» REQUIRED TASK: Copy every line in the records below that contains the word "ценой".
>>>
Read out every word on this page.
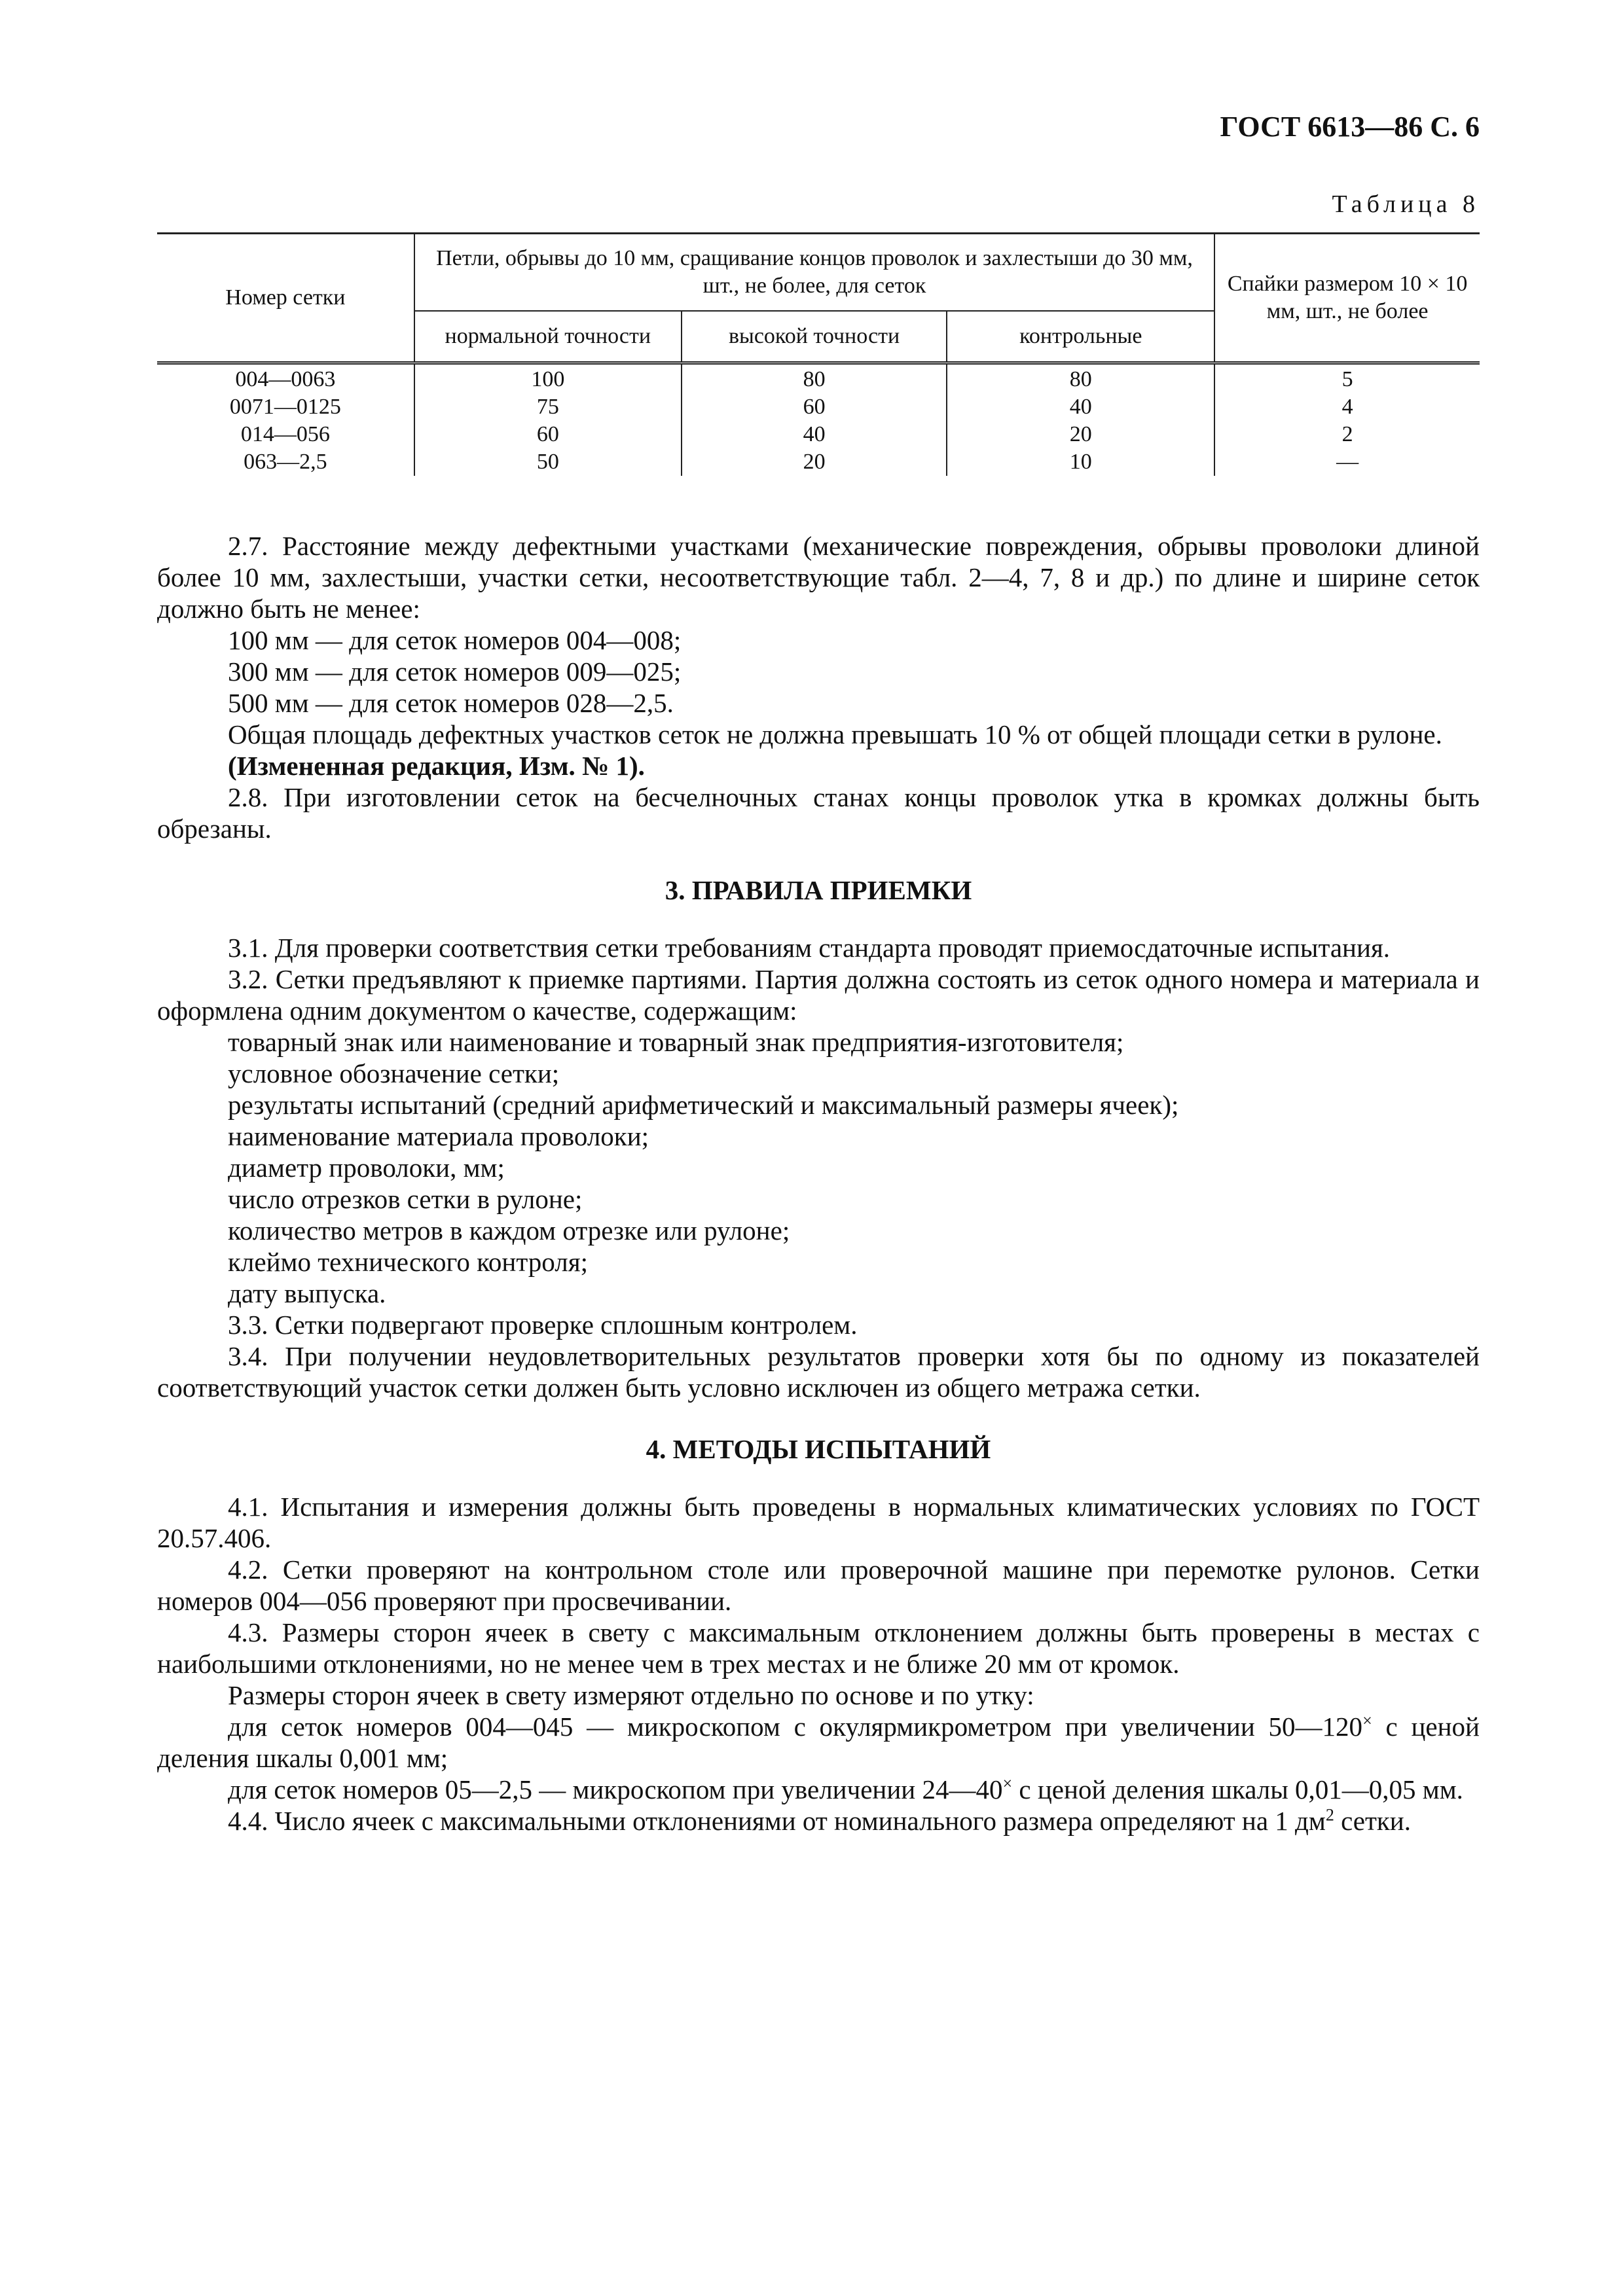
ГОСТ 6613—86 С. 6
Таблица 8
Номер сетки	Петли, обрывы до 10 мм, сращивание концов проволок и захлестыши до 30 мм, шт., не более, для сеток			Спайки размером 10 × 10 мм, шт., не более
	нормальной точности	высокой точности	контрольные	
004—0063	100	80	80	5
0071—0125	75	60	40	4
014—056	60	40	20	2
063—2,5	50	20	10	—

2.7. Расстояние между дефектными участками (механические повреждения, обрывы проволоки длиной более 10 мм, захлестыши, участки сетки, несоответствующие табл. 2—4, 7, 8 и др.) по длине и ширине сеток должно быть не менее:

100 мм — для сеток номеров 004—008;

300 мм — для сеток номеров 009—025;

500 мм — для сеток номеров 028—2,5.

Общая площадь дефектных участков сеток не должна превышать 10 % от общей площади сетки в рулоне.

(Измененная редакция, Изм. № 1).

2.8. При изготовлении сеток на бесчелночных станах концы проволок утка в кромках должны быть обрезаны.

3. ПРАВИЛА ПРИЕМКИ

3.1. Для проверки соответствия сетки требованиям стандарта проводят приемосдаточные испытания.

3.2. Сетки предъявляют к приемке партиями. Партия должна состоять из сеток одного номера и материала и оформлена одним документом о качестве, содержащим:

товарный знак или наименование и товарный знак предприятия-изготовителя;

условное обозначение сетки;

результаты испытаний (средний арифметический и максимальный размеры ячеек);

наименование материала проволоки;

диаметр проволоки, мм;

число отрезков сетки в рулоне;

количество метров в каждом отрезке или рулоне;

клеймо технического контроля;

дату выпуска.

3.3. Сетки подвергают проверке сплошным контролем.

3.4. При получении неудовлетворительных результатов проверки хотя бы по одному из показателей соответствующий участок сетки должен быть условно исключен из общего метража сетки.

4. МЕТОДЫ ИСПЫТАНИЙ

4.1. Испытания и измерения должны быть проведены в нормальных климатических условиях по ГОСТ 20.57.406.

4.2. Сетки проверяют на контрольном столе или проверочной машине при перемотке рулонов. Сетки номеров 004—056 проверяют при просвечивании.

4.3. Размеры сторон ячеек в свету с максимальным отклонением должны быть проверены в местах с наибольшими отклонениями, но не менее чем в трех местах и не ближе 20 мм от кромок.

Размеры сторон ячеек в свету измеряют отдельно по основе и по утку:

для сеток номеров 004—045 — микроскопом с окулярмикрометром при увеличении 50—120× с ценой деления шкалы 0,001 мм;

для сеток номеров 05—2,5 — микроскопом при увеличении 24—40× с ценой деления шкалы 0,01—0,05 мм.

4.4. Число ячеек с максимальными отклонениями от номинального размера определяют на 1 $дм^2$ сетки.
<<<
>>>
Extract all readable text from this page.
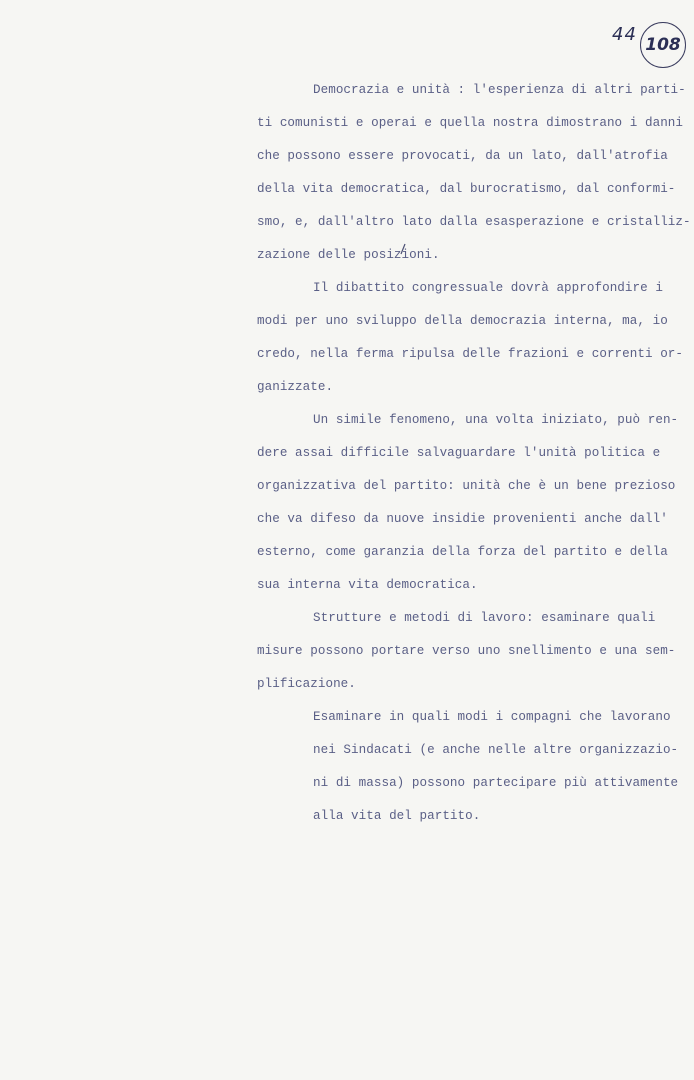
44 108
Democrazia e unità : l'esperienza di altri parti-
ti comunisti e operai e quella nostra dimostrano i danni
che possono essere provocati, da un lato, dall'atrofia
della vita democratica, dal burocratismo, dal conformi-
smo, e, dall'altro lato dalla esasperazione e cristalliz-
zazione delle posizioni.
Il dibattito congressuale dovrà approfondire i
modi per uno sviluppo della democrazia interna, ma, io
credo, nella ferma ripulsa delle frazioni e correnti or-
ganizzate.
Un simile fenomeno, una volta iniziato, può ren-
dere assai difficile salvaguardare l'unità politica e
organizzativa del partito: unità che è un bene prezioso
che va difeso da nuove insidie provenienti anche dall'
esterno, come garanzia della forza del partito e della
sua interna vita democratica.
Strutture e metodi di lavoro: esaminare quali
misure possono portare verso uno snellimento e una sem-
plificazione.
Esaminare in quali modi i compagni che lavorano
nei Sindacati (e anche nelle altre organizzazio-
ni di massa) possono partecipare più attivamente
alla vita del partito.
<<<
>>>
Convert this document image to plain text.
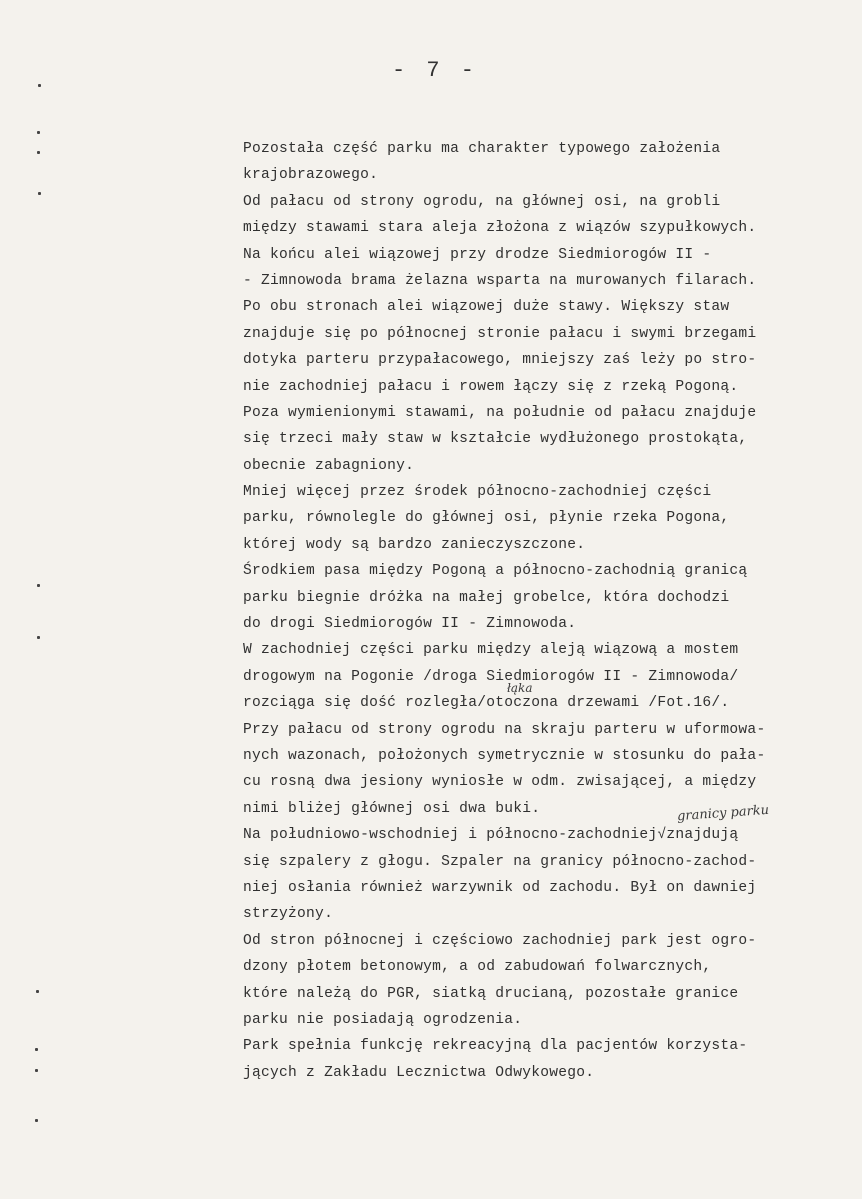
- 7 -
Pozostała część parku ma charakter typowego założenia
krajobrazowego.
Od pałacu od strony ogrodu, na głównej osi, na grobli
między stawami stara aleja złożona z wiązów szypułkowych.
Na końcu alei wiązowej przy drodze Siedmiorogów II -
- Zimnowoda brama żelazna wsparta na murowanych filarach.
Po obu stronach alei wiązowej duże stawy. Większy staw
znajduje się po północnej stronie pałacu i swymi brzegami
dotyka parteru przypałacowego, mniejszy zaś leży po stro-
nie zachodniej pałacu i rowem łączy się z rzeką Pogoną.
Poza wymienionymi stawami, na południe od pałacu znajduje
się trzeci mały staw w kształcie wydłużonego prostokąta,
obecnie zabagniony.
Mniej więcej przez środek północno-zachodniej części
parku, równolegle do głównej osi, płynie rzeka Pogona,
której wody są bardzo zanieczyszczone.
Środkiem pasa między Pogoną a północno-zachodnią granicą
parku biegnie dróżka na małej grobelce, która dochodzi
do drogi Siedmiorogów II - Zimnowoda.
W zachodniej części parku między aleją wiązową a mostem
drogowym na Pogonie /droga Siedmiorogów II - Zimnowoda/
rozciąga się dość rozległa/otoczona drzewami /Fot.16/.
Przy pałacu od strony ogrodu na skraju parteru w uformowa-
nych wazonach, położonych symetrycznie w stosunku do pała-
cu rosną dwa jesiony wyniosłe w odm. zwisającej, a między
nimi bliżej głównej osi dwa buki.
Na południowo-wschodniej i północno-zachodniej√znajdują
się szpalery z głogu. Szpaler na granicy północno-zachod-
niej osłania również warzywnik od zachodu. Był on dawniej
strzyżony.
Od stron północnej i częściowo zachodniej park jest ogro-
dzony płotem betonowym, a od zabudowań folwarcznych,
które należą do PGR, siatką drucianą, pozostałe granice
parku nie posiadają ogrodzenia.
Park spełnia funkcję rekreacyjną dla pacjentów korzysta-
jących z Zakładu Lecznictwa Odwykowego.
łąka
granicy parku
<<<
» TASK ANSWER:
для сеток номеров 004—045 — микроскопом с окулярмикрометром при увеличении 50—120× с ценой деления шкалы 0,001 мм;
для сеток номеров 05—2,5 — микроскопом при увеличении 24—40× с ценой деления шкалы 0,01—0,05 мм.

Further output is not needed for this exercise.